WRITTEN PROBLEM: Repeat the records exactly. Every line must match.

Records

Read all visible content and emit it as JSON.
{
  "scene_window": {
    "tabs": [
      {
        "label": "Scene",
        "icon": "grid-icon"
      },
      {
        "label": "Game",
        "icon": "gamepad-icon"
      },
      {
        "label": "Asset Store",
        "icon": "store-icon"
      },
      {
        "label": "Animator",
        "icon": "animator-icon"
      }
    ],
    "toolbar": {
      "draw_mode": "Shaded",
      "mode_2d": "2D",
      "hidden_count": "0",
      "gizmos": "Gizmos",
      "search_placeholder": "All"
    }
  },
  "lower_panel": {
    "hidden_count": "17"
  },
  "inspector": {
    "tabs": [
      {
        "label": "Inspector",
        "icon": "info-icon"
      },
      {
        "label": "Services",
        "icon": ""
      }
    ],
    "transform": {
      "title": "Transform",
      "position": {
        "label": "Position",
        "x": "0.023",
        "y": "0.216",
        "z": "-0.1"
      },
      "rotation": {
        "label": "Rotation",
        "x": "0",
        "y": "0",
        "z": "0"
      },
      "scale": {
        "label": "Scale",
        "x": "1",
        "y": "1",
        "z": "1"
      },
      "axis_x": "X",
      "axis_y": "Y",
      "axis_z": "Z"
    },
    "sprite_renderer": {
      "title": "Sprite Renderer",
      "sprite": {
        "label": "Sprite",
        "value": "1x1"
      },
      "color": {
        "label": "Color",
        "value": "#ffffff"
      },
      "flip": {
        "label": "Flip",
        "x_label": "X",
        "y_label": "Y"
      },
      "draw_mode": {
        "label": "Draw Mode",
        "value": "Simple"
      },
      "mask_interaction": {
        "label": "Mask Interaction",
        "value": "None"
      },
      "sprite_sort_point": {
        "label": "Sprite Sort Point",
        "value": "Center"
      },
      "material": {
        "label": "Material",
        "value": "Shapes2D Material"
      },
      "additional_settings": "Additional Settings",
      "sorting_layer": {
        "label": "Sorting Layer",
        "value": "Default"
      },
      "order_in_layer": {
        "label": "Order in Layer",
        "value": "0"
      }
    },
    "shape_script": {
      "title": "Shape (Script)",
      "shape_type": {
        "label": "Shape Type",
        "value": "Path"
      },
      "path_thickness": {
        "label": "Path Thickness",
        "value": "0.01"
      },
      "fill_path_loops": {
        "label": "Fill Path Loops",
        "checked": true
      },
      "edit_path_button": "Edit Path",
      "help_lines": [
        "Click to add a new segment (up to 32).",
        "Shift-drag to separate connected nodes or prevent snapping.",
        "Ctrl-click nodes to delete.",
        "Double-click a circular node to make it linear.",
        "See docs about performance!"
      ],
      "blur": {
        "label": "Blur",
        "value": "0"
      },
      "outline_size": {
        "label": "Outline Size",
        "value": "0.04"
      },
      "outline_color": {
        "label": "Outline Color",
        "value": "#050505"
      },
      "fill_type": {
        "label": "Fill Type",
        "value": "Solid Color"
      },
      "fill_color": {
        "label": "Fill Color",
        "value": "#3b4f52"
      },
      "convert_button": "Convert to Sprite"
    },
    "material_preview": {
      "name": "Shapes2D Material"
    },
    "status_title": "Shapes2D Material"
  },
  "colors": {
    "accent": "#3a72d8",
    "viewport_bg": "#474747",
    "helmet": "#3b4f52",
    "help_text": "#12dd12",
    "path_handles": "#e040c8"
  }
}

TASK SOLUTION:
Read all visible content and emit it as JSON.
{
  "scene_window": {
    "tabs": [
      {
        "label": "Scene",
        "icon": "grid-icon"
      },
      {
        "label": "Game",
        "icon": "gamepad-icon"
      },
      {
        "label": "Asset Store",
        "icon": "store-icon"
      },
      {
        "label": "Animator",
        "icon": "animator-icon"
      }
    ],
    "toolbar": {
      "draw_mode": "Shaded",
      "mode_2d": "2D",
      "hidden_count": "0",
      "gizmos": "Gizmos",
      "search_placeholder": "All"
    }
  },
  "lower_panel": {
    "hidden_count": "17"
  },
  "inspector": {
    "tabs": [
      {
        "label": "Inspector",
        "icon": "info-icon"
      },
      {
        "label": "Services",
        "icon": ""
      }
    ],
    "transform": {
      "title": "Transform",
      "position": {
        "label": "Position",
        "x": "0.023",
        "y": "0.216",
        "z": "-0.1"
      },
      "rotation": {
        "label": "Rotation",
        "x": "0",
        "y": "0",
        "z": "0"
      },
      "scale": {
        "label": "Scale",
        "x": "1",
        "y": "1",
        "z": "1"
      },
      "axis_x": "X",
      "axis_y": "Y",
      "axis_z": "Z"
    },
    "sprite_renderer": {
      "title": "Sprite Renderer",
      "sprite": {
        "label": "Sprite",
        "value": "1x1"
      },
      "color": {
        "label": "Color",
        "value": "#ffffff"
      },
      "flip": {
        "label": "Flip",
        "x_label": "X",
        "y_label": "Y"
      },
      "draw_mode": {
        "label": "Draw Mode",
        "value": "Simple"
      },
      "mask_interaction": {
        "label": "Mask Interaction",
        "value": "None"
      },
      "sprite_sort_point": {
        "label": "Sprite Sort Point",
        "value": "Center"
      },
      "material": {
        "label": "Material",
        "value": "Shapes2D Material"
      },
      "additional_settings": "Additional Settings",
      "sorting_layer": {
        "label": "Sorting Layer",
        "value": "Default"
      },
      "order_in_layer": {
        "label": "Order in Layer",
        "value": "0"
      }
    },
    "shape_script": {
      "title": "Shape (Script)",
      "shape_type": {
        "label": "Shape Type",
        "value": "Path"
      },
      "path_thickness": {
        "label": "Path Thickness",
        "value": "0.01"
      },
      "fill_path_loops": {
        "label": "Fill Path Loops",
        "checked": true
      },
      "edit_path_button": "Edit Path",
      "help_lines": [
        "Click to add a new segment (up to 32).",
        "Shift-drag to separate connected nodes or prevent snapping.",
        "Ctrl-click nodes to delete.",
        "Double-click a circular node to make it linear.",
        "See docs about performance!"
      ],
      "blur": {
        "label": "Blur",
        "value": "0"
      },
      "outline_size": {
        "label": "Outline Size",
        "value": "0.04"
      },
      "outline_color": {
        "label": "Outline Color",
        "value": "#050505"
      },
      "fill_type": {
        "label": "Fill Type",
        "value": "Solid Color"
      },
      "fill_color": {
        "label": "Fill Color",
        "value": "#3b4f52"
      },
      "convert_button": "Convert to Sprite"
    },
    "material_preview": {
      "name": "Shapes2D Material"
    },
    "status_title": "Shapes2D Material"
  },
  "colors": {
    "accent": "#3a72d8",
    "viewport_bg": "#474747",
    "helmet": "#3b4f52",
    "help_text": "#12dd12",
    "path_handles": "#e040c8"
  }
}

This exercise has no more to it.